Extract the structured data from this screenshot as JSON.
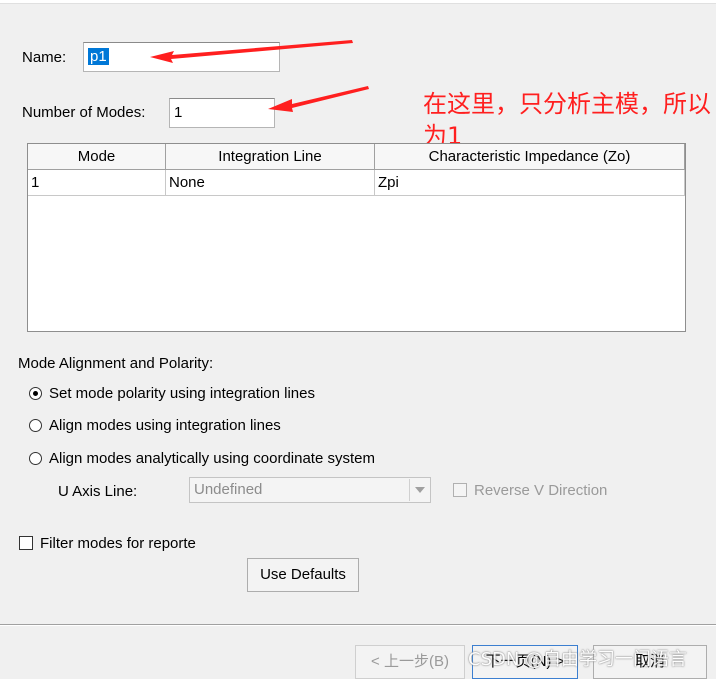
{
  "form": {
    "name_label": "Name:",
    "name_value": "p1",
    "modes_label": "Number of Modes:",
    "modes_value": "1"
  },
  "table": {
    "columns": [
      "Mode",
      "Integration Line",
      "Characteristic Impedance (Zo)"
    ],
    "rows": [
      [
        "1",
        "None",
        "Zpi"
      ]
    ]
  },
  "alignment": {
    "title": "Mode Alignment and Polarity:",
    "options": [
      "Set mode polarity using integration lines",
      "Align modes using integration lines",
      "Align modes analytically using coordinate system"
    ],
    "selected_index": 0,
    "u_axis_label": "U Axis Line:",
    "u_axis_value": "Undefined",
    "reverse_label": "Reverse V Direction"
  },
  "filter_label": "Filter modes for reporte",
  "use_defaults_label": "Use Defaults",
  "nav": {
    "back_label": "< 上一步(B)",
    "next_label": "下一页(N) >",
    "cancel_label": "取消"
  },
  "annotation": {
    "text": "在这里，只分析主模，所以为1",
    "color": "#ff1f1f"
  },
  "watermark": "CSDN @自由学习一门语言",
  "colors": {
    "selection": "#0078d7",
    "arrow": "#ff1f1f",
    "background": "#f0f0f0"
  }
}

■ ■ ■ ■ ■ ■ ■

| Problem description |
Write out the listing above again, exactly, but with no pictures in the copy.

| Solution to the problem |
Extract the structured data from this screenshot as JSON.
{
  "form": {
    "name_label": "Name:",
    "name_value": "p1",
    "modes_label": "Number of Modes:",
    "modes_value": "1"
  },
  "table": {
    "columns": [
      "Mode",
      "Integration Line",
      "Characteristic Impedance (Zo)"
    ],
    "rows": [
      [
        "1",
        "None",
        "Zpi"
      ]
    ]
  },
  "alignment": {
    "title": "Mode Alignment and Polarity:",
    "options": [
      "Set mode polarity using integration lines",
      "Align modes using integration lines",
      "Align modes analytically using coordinate system"
    ],
    "selected_index": 0,
    "u_axis_label": "U Axis Line:",
    "u_axis_value": "Undefined",
    "reverse_label": "Reverse V Direction"
  },
  "filter_label": "Filter modes for reporte",
  "use_defaults_label": "Use Defaults",
  "nav": {
    "back_label": "< 上一步(B)",
    "next_label": "下一页(N) >",
    "cancel_label": "取消"
  },
  "annotation": {
    "text": "在这里，只分析主模，所以为1",
    "color": "#ff1f1f"
  },
  "watermark": "CSDN @自由学习一门语言",
  "colors": {
    "selection": "#0078d7",
    "arrow": "#ff1f1f",
    "background": "#f0f0f0"
  }
}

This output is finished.